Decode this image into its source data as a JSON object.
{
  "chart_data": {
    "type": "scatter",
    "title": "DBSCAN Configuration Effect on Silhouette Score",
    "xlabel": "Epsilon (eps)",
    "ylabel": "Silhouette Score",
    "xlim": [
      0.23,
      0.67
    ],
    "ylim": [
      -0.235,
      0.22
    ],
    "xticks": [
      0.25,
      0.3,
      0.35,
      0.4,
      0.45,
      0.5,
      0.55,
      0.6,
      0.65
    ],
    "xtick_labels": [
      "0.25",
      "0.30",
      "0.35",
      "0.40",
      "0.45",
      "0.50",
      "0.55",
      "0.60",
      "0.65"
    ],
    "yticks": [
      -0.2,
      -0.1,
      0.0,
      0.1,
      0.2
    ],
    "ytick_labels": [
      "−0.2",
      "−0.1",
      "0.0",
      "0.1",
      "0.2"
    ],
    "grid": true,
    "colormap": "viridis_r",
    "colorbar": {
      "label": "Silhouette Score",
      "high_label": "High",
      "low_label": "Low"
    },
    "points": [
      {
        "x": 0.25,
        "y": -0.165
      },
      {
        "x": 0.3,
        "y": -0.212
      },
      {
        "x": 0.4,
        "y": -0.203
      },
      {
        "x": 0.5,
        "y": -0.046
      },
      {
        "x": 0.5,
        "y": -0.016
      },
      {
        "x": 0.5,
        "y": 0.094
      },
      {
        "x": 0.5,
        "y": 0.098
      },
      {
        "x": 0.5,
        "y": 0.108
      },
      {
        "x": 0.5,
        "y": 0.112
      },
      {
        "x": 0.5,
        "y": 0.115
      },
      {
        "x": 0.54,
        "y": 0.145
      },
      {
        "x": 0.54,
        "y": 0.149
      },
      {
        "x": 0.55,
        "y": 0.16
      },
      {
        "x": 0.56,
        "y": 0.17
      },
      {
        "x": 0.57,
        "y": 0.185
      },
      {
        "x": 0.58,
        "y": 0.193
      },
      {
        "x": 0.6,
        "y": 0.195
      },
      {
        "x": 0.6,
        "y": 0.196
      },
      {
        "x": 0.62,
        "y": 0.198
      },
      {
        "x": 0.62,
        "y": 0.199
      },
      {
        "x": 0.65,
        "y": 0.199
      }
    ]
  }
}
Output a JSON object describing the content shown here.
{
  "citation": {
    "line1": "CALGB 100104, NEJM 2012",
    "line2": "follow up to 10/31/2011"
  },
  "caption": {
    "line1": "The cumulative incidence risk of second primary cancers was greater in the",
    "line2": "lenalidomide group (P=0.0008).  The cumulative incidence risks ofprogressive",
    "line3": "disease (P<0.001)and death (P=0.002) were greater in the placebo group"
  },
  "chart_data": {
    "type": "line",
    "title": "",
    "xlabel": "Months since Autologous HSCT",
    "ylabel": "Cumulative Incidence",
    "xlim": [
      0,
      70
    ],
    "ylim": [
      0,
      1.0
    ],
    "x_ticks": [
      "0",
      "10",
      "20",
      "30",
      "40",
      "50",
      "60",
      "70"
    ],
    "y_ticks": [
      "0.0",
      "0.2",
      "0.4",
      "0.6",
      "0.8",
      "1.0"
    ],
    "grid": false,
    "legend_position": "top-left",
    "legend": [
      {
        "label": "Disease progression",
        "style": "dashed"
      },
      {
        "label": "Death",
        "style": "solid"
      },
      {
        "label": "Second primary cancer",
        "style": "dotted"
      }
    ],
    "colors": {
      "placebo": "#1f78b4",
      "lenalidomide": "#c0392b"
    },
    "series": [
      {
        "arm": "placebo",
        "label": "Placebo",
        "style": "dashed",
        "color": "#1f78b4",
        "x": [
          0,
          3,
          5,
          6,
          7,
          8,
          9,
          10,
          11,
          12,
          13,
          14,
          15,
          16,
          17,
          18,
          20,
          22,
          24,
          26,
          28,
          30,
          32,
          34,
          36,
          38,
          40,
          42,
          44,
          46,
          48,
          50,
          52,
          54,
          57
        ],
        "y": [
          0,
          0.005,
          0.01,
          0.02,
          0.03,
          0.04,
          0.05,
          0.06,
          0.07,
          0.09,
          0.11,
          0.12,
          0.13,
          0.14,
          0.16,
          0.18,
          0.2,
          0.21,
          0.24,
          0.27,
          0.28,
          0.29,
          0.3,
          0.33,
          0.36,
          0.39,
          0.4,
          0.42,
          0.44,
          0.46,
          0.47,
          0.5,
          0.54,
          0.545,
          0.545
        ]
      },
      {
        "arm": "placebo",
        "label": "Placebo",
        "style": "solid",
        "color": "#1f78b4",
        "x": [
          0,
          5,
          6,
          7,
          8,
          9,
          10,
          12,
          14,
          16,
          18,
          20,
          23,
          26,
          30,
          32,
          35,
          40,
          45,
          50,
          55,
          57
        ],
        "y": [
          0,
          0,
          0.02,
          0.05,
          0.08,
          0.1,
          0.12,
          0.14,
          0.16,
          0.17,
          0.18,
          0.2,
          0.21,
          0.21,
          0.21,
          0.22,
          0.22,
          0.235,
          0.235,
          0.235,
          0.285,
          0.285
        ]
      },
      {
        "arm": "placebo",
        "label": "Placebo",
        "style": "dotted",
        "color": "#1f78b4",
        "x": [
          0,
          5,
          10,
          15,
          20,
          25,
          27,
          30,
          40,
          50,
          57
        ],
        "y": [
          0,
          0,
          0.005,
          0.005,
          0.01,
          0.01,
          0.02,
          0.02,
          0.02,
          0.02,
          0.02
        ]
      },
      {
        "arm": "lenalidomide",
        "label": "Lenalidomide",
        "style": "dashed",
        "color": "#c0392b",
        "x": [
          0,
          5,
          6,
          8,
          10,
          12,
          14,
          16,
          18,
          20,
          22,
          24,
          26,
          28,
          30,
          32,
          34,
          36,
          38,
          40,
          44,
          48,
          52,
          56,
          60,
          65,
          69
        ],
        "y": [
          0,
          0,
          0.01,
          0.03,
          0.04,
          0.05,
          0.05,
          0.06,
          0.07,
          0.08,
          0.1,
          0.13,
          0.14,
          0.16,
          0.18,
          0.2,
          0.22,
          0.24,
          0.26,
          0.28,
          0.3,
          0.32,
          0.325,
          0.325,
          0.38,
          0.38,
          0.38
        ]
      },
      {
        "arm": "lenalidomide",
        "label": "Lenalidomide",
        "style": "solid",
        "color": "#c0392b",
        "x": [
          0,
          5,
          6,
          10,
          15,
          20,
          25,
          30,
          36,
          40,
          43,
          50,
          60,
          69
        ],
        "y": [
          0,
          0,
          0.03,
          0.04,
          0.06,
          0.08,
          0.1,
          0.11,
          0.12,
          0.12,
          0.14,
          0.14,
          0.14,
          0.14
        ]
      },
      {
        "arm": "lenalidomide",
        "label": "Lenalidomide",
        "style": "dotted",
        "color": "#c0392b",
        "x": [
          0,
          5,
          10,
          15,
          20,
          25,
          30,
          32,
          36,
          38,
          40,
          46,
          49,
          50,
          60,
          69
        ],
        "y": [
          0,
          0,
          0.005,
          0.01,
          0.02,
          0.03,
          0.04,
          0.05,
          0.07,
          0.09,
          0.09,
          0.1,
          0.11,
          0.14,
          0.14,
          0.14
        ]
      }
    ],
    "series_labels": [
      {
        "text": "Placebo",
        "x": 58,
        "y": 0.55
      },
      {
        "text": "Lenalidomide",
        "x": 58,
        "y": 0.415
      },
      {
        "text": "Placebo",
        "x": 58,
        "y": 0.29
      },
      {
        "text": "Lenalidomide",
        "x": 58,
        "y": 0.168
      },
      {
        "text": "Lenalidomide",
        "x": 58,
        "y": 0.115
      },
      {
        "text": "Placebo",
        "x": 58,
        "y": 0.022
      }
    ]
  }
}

----

Every entry above needs to be quoted exactly.

# The result
Decode this image into its source data as a JSON object.
{
  "chart_data": {
    "type": "scatter",
    "title": "DBSCAN Configuration Effect on Silhouette Score",
    "xlabel": "Epsilon (eps)",
    "ylabel": "Silhouette Score",
    "xlim": [
      0.23,
      0.67
    ],
    "ylim": [
      -0.235,
      0.22
    ],
    "xticks": [
      0.25,
      0.3,
      0.35,
      0.4,
      0.45,
      0.5,
      0.55,
      0.6,
      0.65
    ],
    "xtick_labels": [
      "0.25",
      "0.30",
      "0.35",
      "0.40",
      "0.45",
      "0.50",
      "0.55",
      "0.60",
      "0.65"
    ],
    "yticks": [
      -0.2,
      -0.1,
      0.0,
      0.1,
      0.2
    ],
    "ytick_labels": [
      "−0.2",
      "−0.1",
      "0.0",
      "0.1",
      "0.2"
    ],
    "grid": true,
    "colormap": "viridis_r",
    "colorbar": {
      "label": "Silhouette Score",
      "high_label": "High",
      "low_label": "Low"
    },
    "points": [
      {
        "x": 0.25,
        "y": -0.165
      },
      {
        "x": 0.3,
        "y": -0.212
      },
      {
        "x": 0.4,
        "y": -0.203
      },
      {
        "x": 0.5,
        "y": -0.046
      },
      {
        "x": 0.5,
        "y": -0.016
      },
      {
        "x": 0.5,
        "y": 0.094
      },
      {
        "x": 0.5,
        "y": 0.098
      },
      {
        "x": 0.5,
        "y": 0.108
      },
      {
        "x": 0.5,
        "y": 0.112
      },
      {
        "x": 0.5,
        "y": 0.115
      },
      {
        "x": 0.54,
        "y": 0.145
      },
      {
        "x": 0.54,
        "y": 0.149
      },
      {
        "x": 0.55,
        "y": 0.16
      },
      {
        "x": 0.56,
        "y": 0.17
      },
      {
        "x": 0.57,
        "y": 0.185
      },
      {
        "x": 0.58,
        "y": 0.193
      },
      {
        "x": 0.6,
        "y": 0.195
      },
      {
        "x": 0.6,
        "y": 0.196
      },
      {
        "x": 0.62,
        "y": 0.198
      },
      {
        "x": 0.62,
        "y": 0.199
      },
      {
        "x": 0.65,
        "y": 0.199
      }
    ]
  }
}
Output a JSON object describing the content shown here.
{
  "citation": {
    "line1": "CALGB 100104, NEJM 2012",
    "line2": "follow up to 10/31/2011"
  },
  "caption": {
    "line1": "The cumulative incidence risk of second primary cancers was greater in the",
    "line2": "lenalidomide group (P=0.0008).  The cumulative incidence risks ofprogressive",
    "line3": "disease (P<0.001)and death (P=0.002) were greater in the placebo group"
  },
  "chart_data": {
    "type": "line",
    "title": "",
    "xlabel": "Months since Autologous HSCT",
    "ylabel": "Cumulative Incidence",
    "xlim": [
      0,
      70
    ],
    "ylim": [
      0,
      1.0
    ],
    "x_ticks": [
      "0",
      "10",
      "20",
      "30",
      "40",
      "50",
      "60",
      "70"
    ],
    "y_ticks": [
      "0.0",
      "0.2",
      "0.4",
      "0.6",
      "0.8",
      "1.0"
    ],
    "grid": false,
    "legend_position": "top-left",
    "legend": [
      {
        "label": "Disease progression",
        "style": "dashed"
      },
      {
        "label": "Death",
        "style": "solid"
      },
      {
        "label": "Second primary cancer",
        "style": "dotted"
      }
    ],
    "colors": {
      "placebo": "#1f78b4",
      "lenalidomide": "#c0392b"
    },
    "series": [
      {
        "arm": "placebo",
        "label": "Placebo",
        "style": "dashed",
        "color": "#1f78b4",
        "x": [
          0,
          3,
          5,
          6,
          7,
          8,
          9,
          10,
          11,
          12,
          13,
          14,
          15,
          16,
          17,
          18,
          20,
          22,
          24,
          26,
          28,
          30,
          32,
          34,
          36,
          38,
          40,
          42,
          44,
          46,
          48,
          50,
          52,
          54,
          57
        ],
        "y": [
          0,
          0.005,
          0.01,
          0.02,
          0.03,
          0.04,
          0.05,
          0.06,
          0.07,
          0.09,
          0.11,
          0.12,
          0.13,
          0.14,
          0.16,
          0.18,
          0.2,
          0.21,
          0.24,
          0.27,
          0.28,
          0.29,
          0.3,
          0.33,
          0.36,
          0.39,
          0.4,
          0.42,
          0.44,
          0.46,
          0.47,
          0.5,
          0.54,
          0.545,
          0.545
        ]
      },
      {
        "arm": "placebo",
        "label": "Placebo",
        "style": "solid",
        "color": "#1f78b4",
        "x": [
          0,
          5,
          6,
          7,
          8,
          9,
          10,
          12,
          14,
          16,
          18,
          20,
          23,
          26,
          30,
          32,
          35,
          40,
          45,
          50,
          55,
          57
        ],
        "y": [
          0,
          0,
          0.02,
          0.05,
          0.08,
          0.1,
          0.12,
          0.14,
          0.16,
          0.17,
          0.18,
          0.2,
          0.21,
          0.21,
          0.21,
          0.22,
          0.22,
          0.235,
          0.235,
          0.235,
          0.285,
          0.285
        ]
      },
      {
        "arm": "placebo",
        "label": "Placebo",
        "style": "dotted",
        "color": "#1f78b4",
        "x": [
          0,
          5,
          10,
          15,
          20,
          25,
          27,
          30,
          40,
          50,
          57
        ],
        "y": [
          0,
          0,
          0.005,
          0.005,
          0.01,
          0.01,
          0.02,
          0.02,
          0.02,
          0.02,
          0.02
        ]
      },
      {
        "arm": "lenalidomide",
        "label": "Lenalidomide",
        "style": "dashed",
        "color": "#c0392b",
        "x": [
          0,
          5,
          6,
          8,
          10,
          12,
          14,
          16,
          18,
          20,
          22,
          24,
          26,
          28,
          30,
          32,
          34,
          36,
          38,
          40,
          44,
          48,
          52,
          56,
          60,
          65,
          69
        ],
        "y": [
          0,
          0,
          0.01,
          0.03,
          0.04,
          0.05,
          0.05,
          0.06,
          0.07,
          0.08,
          0.1,
          0.13,
          0.14,
          0.16,
          0.18,
          0.2,
          0.22,
          0.24,
          0.26,
          0.28,
          0.3,
          0.32,
          0.325,
          0.325,
          0.38,
          0.38,
          0.38
        ]
      },
      {
        "arm": "lenalidomide",
        "label": "Lenalidomide",
        "style": "solid",
        "color": "#c0392b",
        "x": [
          0,
          5,
          6,
          10,
          15,
          20,
          25,
          30,
          36,
          40,
          43,
          50,
          60,
          69
        ],
        "y": [
          0,
          0,
          0.03,
          0.04,
          0.06,
          0.08,
          0.1,
          0.11,
          0.12,
          0.12,
          0.14,
          0.14,
          0.14,
          0.14
        ]
      },
      {
        "arm": "lenalidomide",
        "label": "Lenalidomide",
        "style": "dotted",
        "color": "#c0392b",
        "x": [
          0,
          5,
          10,
          15,
          20,
          25,
          30,
          32,
          36,
          38,
          40,
          46,
          49,
          50,
          60,
          69
        ],
        "y": [
          0,
          0,
          0.005,
          0.01,
          0.02,
          0.03,
          0.04,
          0.05,
          0.07,
          0.09,
          0.09,
          0.1,
          0.11,
          0.14,
          0.14,
          0.14
        ]
      }
    ],
    "series_labels": [
      {
        "text": "Placebo",
        "x": 58,
        "y": 0.55
      },
      {
        "text": "Lenalidomide",
        "x": 58,
        "y": 0.415
      },
      {
        "text": "Placebo",
        "x": 58,
        "y": 0.29
      },
      {
        "text": "Lenalidomide",
        "x": 58,
        "y": 0.168
      },
      {
        "text": "Lenalidomide",
        "x": 58,
        "y": 0.115
      },
      {
        "text": "Placebo",
        "x": 58,
        "y": 0.022
      }
    ]
  }
}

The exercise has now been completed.